DATA:
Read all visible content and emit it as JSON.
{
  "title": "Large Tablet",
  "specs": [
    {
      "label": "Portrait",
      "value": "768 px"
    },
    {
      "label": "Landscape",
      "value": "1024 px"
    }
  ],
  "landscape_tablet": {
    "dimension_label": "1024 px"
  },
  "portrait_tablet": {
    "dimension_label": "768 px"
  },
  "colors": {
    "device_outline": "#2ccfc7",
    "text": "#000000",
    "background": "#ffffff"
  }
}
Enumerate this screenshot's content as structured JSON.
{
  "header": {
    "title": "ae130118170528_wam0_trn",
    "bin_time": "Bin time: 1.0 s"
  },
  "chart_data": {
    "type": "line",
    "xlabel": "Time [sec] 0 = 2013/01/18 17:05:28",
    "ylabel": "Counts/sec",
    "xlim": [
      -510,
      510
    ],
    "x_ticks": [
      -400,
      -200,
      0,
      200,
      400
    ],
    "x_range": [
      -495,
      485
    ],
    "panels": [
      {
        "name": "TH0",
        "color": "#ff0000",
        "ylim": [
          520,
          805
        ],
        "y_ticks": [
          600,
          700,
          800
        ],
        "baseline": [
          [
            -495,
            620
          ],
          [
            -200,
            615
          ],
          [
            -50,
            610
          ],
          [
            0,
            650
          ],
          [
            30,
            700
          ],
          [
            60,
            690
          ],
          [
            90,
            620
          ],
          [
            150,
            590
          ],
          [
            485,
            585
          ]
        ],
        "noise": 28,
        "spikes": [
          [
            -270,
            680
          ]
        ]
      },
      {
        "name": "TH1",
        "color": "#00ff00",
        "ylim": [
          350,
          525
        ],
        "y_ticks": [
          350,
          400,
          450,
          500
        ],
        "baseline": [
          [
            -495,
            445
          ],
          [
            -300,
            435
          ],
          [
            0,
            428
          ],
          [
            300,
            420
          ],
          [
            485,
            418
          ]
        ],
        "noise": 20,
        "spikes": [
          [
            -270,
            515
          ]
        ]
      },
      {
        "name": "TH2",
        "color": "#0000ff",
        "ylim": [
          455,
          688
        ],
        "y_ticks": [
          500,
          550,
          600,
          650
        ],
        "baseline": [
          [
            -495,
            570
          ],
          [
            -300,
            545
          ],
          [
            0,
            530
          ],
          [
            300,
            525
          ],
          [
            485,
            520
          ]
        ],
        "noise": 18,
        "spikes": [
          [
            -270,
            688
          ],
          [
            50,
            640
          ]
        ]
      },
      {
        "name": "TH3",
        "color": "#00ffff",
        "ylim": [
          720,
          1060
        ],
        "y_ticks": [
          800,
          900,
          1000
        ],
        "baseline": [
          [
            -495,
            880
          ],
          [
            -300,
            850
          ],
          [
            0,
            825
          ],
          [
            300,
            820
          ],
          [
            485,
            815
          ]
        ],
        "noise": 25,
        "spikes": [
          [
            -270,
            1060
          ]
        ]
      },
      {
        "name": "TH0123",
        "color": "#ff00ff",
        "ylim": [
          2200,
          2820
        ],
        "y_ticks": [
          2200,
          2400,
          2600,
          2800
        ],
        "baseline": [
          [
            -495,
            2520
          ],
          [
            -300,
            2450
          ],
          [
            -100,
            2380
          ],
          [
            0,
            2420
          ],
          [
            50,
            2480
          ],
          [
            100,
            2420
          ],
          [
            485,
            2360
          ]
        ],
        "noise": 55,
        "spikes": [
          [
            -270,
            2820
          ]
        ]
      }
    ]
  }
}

GIVEN INSTRUCTION: Go through the material and select each line with the string "noise" in it.

RESULT BELOW:
        "noise": 28,
        "noise": 20,
        "noise": 18,
        "noise": 25,
        "noise": 55,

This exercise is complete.